Work to be completed:
Show only lines that include "ΔABC".

Data listing:
________________________________________

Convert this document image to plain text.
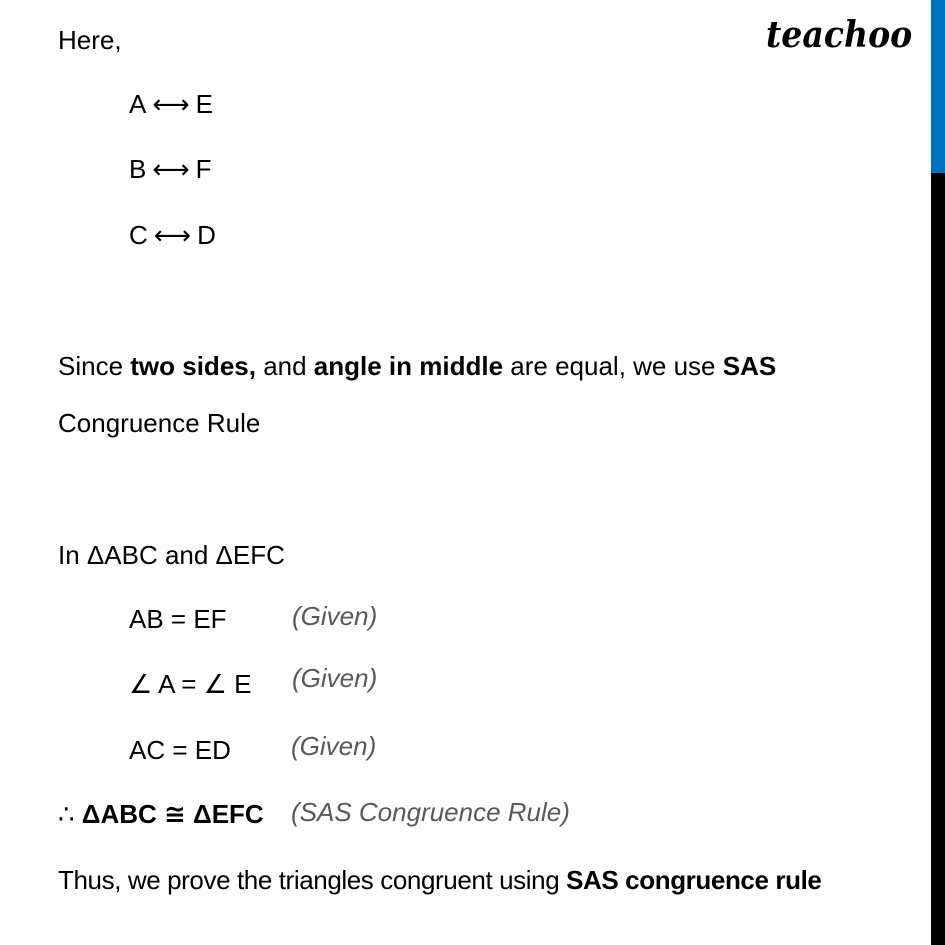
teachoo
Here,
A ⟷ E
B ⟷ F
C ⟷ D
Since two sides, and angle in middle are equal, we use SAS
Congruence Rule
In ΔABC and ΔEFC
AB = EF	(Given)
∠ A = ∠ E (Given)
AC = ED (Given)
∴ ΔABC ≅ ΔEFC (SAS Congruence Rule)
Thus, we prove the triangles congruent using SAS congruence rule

________________________________________

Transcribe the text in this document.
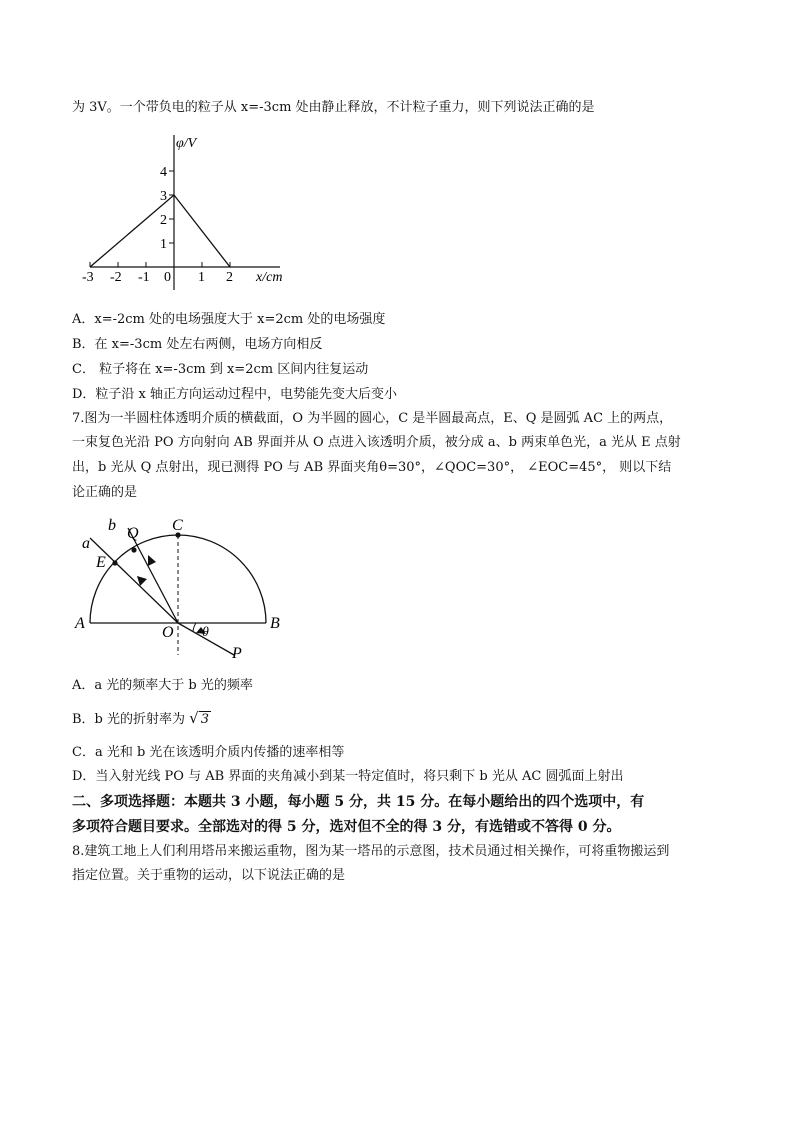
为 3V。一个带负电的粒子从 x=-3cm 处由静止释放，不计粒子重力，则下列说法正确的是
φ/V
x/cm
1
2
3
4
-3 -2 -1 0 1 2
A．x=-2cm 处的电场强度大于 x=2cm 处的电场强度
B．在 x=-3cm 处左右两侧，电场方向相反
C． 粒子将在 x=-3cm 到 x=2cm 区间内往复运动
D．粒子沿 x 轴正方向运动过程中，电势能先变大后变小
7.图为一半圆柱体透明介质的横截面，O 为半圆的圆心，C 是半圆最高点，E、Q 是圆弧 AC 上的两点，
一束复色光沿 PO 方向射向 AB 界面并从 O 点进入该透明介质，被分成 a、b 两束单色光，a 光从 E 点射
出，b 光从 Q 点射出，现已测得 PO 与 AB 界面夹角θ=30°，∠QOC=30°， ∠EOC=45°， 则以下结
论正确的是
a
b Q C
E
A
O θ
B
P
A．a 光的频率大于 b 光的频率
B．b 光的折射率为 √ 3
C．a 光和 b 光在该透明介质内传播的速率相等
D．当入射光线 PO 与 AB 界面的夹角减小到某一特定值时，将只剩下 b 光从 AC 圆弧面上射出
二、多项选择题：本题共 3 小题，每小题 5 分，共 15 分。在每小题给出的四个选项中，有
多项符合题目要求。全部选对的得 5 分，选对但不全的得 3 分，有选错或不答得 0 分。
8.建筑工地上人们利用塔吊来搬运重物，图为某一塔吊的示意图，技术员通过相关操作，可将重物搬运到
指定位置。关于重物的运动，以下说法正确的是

________________________________________

Response to the task:
In ΔABC and ΔEFC
∴ ΔABC ≅ ΔEFC (SAS Congruence Rule)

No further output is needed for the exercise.